■ **REQUEST**
Extract the text of every entry below exactly; leave images out.

>> start

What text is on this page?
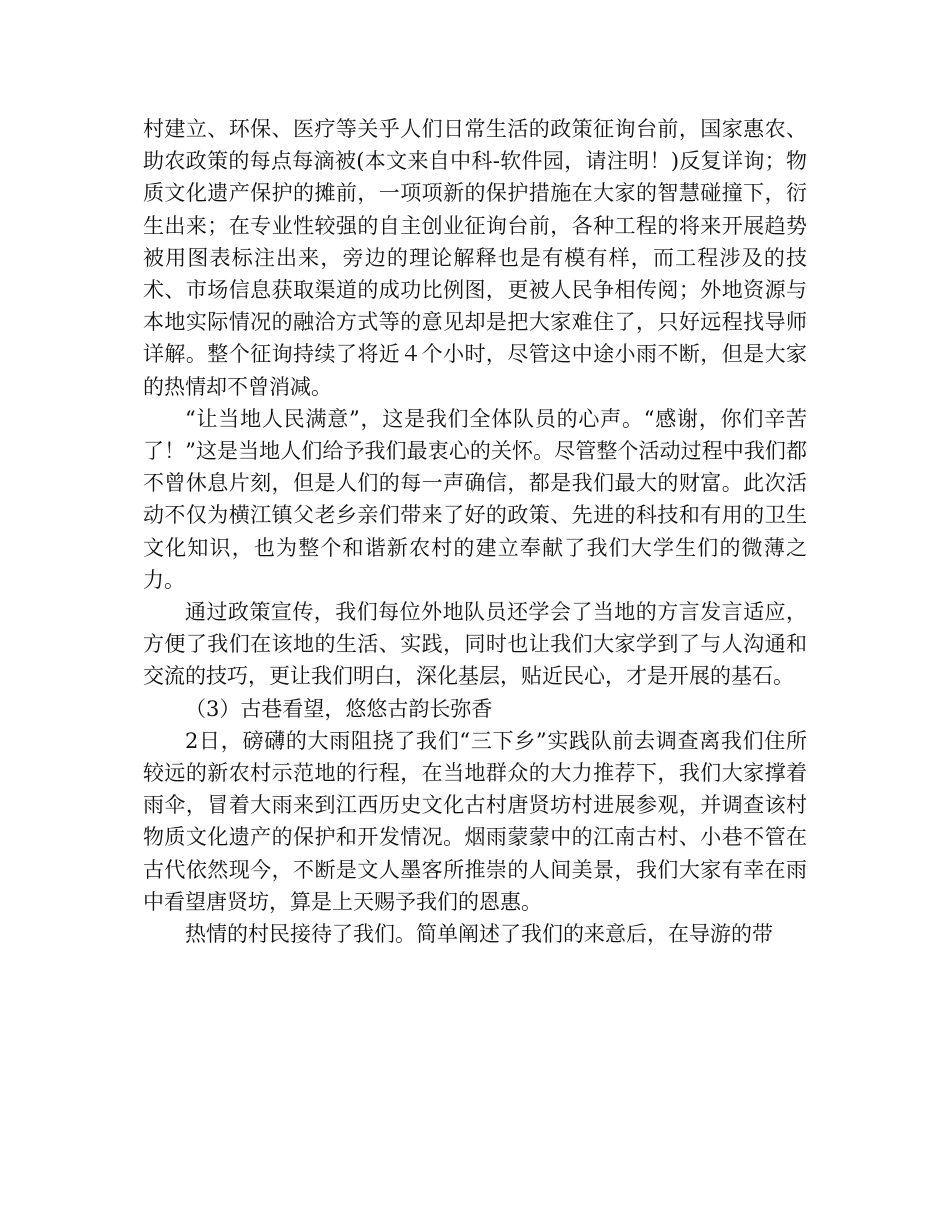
村建立、环保、医疗等关乎人们日常生活的政策征询台前，国家惠农、助农政策的每点每滴被(本文来自中科-软件园，请注明！)反复详询；物质文化遗产保护的摊前，一项项新的保护措施在大家的智慧碰撞下，衍生出来；在专业性较强的自主创业征询台前，各种工程的将来开展趋势被用图表标注出来，旁边的理论解释也是有模有样，而工程涉及的技术、市场信息获取渠道的成功比例图，更被人民争相传阅；外地资源与本地实际情况的融洽方式等的意见却是把大家难住了，只好远程找导师详解。整个征询持续了将近４个小时，尽管这中途小雨不断，但是大家的热情却不曾消减。

“让当地人民满意”，这是我们全体队员的心声。“感谢，你们辛苦了！”这是当地人们给予我们最衷心的关怀。尽管整个活动过程中我们都不曾休息片刻，但是人们的每一声确信，都是我们最大的财富。此次活动不仅为横江镇父老乡亲们带来了好的政策、先进的科技和有用的卫生文化知识，也为整个和谐新农村的建立奉献了我们大学生们的微薄之力。

通过政策宣传，我们每位外地队员还学会了当地的方言发言适应，方便了我们在该地的生活、实践，同时也让我们大家学到了与人沟通和交流的技巧，更让我们明白，深化基层，贴近民心，才是开展的基石。

（3）古巷看望，悠悠古韵长弥香

2日，磅礴的大雨阻挠了我们“三下乡”实践队前去调查离我们住所较远的新农村示范地的行程，在当地群众的大力推荐下，我们大家撑着雨伞，冒着大雨来到江西历史文化古村唐贤坊村进展参观，并调查该村物质文化遗产的保护和开发情况。烟雨蒙蒙中的江南古村、小巷不管在古代依然现今，不断是文人墨客所推崇的人间美景，我们大家有幸在雨中看望唐贤坊，算是上天赐予我们的恩惠。

热情的村民接待了我们。简单阐述了我们的来意后，在导游的带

>> end

■ **EXERCISE OUTPUT**
What text is on this page?
村建立、环保、医疗等关乎人们日常生活的政策征询台前，国家惠农、助农政策的每点每滴被(本文来自中科-软件园，请注明！)反复详询；物质文化遗产保护的摊前，一项项新的保护措施在大家的智慧碰撞下，衍生出来；在专业性较强的自主创业征询台前，各种工程的将来开展趋势被用图表标注出来，旁边的理论解释也是有模有样，而工程涉及的技术、市场信息获取渠道的成功比例图，更被人民争相传阅；外地资源与本地实际情况的融洽方式等的意见却是把大家难住了，只好远程找导师详解。整个征询持续了将近４个小时，尽管这中途小雨不断，但是大家的热情却不曾消减。

“让当地人民满意”，这是我们全体队员的心声。“感谢，你们辛苦了！”这是当地人们给予我们最衷心的关怀。尽管整个活动过程中我们都不曾休息片刻，但是人们的每一声确信，都是我们最大的财富。此次活动不仅为横江镇父老乡亲们带来了好的政策、先进的科技和有用的卫生文化知识，也为整个和谐新农村的建立奉献了我们大学生们的微薄之力。

通过政策宣传，我们每位外地队员还学会了当地的方言发言适应，方便了我们在该地的生活、实践，同时也让我们大家学到了与人沟通和交流的技巧，更让我们明白，深化基层，贴近民心，才是开展的基石。

（3）古巷看望，悠悠古韵长弥香

2日，磅礴的大雨阻挠了我们“三下乡”实践队前去调查离我们住所较远的新农村示范地的行程，在当地群众的大力推荐下，我们大家撑着雨伞，冒着大雨来到江西历史文化古村唐贤坊村进展参观，并调查该村物质文化遗产的保护和开发情况。烟雨蒙蒙中的江南古村、小巷不管在古代依然现今，不断是文人墨客所推崇的人间美景，我们大家有幸在雨中看望唐贤坊，算是上天赐予我们的恩惠。

热情的村民接待了我们。简单阐述了我们的来意后，在导游的带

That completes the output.